• **What the task requires**
Using the data below, copy every line that contains the word "signal".

— Begin Raw data —

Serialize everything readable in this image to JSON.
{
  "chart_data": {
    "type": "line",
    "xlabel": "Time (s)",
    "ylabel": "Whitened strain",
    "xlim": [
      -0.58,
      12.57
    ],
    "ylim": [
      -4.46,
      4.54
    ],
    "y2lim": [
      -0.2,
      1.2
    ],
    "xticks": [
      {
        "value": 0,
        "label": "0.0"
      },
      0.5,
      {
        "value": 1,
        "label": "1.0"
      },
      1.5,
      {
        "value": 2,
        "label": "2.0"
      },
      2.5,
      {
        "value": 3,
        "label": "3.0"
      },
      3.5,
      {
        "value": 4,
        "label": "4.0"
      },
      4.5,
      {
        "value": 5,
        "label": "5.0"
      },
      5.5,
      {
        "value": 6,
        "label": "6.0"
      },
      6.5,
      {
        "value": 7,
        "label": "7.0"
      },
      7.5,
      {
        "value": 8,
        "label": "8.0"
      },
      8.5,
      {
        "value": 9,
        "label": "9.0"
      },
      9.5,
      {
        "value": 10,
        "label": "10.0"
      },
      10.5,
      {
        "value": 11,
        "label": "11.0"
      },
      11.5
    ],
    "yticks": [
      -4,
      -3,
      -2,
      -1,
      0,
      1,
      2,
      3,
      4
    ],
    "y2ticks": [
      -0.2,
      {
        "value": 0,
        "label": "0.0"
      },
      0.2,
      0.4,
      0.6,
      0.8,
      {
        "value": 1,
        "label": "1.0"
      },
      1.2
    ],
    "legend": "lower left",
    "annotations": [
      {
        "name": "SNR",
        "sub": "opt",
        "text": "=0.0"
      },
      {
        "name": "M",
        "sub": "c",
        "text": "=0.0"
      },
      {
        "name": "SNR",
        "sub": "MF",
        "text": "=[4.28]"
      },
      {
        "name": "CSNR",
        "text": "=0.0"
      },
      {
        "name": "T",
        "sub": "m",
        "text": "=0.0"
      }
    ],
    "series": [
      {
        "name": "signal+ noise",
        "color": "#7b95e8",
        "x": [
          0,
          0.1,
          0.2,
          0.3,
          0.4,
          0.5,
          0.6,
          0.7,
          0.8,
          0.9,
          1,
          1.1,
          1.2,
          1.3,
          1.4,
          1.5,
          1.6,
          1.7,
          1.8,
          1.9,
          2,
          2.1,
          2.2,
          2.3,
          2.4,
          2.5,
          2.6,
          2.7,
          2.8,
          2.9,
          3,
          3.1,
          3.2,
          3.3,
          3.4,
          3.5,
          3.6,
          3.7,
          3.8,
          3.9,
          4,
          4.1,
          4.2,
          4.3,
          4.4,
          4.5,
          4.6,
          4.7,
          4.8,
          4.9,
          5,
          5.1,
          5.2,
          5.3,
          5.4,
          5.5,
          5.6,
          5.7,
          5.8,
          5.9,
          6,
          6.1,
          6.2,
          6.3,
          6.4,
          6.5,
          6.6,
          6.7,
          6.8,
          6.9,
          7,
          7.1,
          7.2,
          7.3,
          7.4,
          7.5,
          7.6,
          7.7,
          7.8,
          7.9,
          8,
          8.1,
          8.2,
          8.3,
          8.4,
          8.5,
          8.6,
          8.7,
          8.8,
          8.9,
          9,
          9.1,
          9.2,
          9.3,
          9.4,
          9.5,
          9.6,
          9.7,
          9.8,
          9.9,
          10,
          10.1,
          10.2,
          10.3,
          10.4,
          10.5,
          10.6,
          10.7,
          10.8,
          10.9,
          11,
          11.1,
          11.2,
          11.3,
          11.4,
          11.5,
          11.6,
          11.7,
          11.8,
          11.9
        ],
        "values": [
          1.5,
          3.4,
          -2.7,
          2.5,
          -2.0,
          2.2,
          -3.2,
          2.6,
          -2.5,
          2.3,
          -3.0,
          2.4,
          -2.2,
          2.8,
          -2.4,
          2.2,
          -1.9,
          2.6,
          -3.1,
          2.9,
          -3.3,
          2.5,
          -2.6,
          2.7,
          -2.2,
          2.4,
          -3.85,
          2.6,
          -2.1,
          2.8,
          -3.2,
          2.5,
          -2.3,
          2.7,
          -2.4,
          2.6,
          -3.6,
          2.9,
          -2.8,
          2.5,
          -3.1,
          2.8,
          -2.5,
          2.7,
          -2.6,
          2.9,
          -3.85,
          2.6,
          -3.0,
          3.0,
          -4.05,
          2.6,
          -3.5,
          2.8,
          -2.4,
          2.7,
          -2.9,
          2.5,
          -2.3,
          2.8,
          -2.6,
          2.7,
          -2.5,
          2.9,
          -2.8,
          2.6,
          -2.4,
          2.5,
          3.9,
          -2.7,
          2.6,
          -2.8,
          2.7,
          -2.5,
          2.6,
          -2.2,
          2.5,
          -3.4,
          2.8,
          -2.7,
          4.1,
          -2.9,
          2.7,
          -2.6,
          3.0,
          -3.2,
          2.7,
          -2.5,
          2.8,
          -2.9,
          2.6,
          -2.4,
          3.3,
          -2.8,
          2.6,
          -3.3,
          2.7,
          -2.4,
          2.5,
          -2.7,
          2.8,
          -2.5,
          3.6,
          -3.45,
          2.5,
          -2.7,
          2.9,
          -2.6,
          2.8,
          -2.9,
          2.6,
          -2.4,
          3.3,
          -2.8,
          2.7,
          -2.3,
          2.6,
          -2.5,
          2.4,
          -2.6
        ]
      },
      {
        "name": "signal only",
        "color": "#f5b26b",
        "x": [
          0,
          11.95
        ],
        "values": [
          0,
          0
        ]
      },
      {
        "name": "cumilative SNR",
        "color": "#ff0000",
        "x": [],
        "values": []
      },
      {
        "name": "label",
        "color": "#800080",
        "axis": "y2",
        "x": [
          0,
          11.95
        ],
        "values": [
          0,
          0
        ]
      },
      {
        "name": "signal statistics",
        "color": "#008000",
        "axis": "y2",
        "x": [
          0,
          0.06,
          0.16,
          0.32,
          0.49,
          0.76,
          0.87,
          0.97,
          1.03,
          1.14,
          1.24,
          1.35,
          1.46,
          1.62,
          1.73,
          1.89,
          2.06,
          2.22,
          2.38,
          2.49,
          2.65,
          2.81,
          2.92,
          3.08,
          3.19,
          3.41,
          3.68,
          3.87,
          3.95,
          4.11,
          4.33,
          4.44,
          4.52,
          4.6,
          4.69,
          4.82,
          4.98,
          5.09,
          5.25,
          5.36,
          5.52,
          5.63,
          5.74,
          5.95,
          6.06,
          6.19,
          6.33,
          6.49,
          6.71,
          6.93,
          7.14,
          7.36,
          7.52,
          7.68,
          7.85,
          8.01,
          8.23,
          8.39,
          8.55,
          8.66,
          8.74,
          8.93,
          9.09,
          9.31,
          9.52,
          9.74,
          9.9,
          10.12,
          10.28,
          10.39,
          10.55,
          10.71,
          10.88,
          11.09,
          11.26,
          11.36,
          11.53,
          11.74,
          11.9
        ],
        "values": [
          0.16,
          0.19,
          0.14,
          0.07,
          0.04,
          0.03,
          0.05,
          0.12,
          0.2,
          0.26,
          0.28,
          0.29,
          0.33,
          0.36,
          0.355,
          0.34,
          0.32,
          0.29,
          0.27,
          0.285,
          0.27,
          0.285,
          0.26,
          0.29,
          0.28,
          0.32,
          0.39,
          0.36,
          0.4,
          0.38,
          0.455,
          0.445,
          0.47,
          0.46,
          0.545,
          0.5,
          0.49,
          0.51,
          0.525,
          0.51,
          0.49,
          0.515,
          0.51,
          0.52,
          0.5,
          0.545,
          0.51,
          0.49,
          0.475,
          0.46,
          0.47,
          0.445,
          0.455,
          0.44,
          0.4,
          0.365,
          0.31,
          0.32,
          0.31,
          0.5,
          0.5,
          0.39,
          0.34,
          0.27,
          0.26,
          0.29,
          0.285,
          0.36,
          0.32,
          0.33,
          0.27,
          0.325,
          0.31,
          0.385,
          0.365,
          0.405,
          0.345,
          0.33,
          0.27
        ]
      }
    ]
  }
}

— End Raw data —

• **Worked answer**
        "name": "signal+ noise",
        "name": "signal only",
        "name": "signal statistics",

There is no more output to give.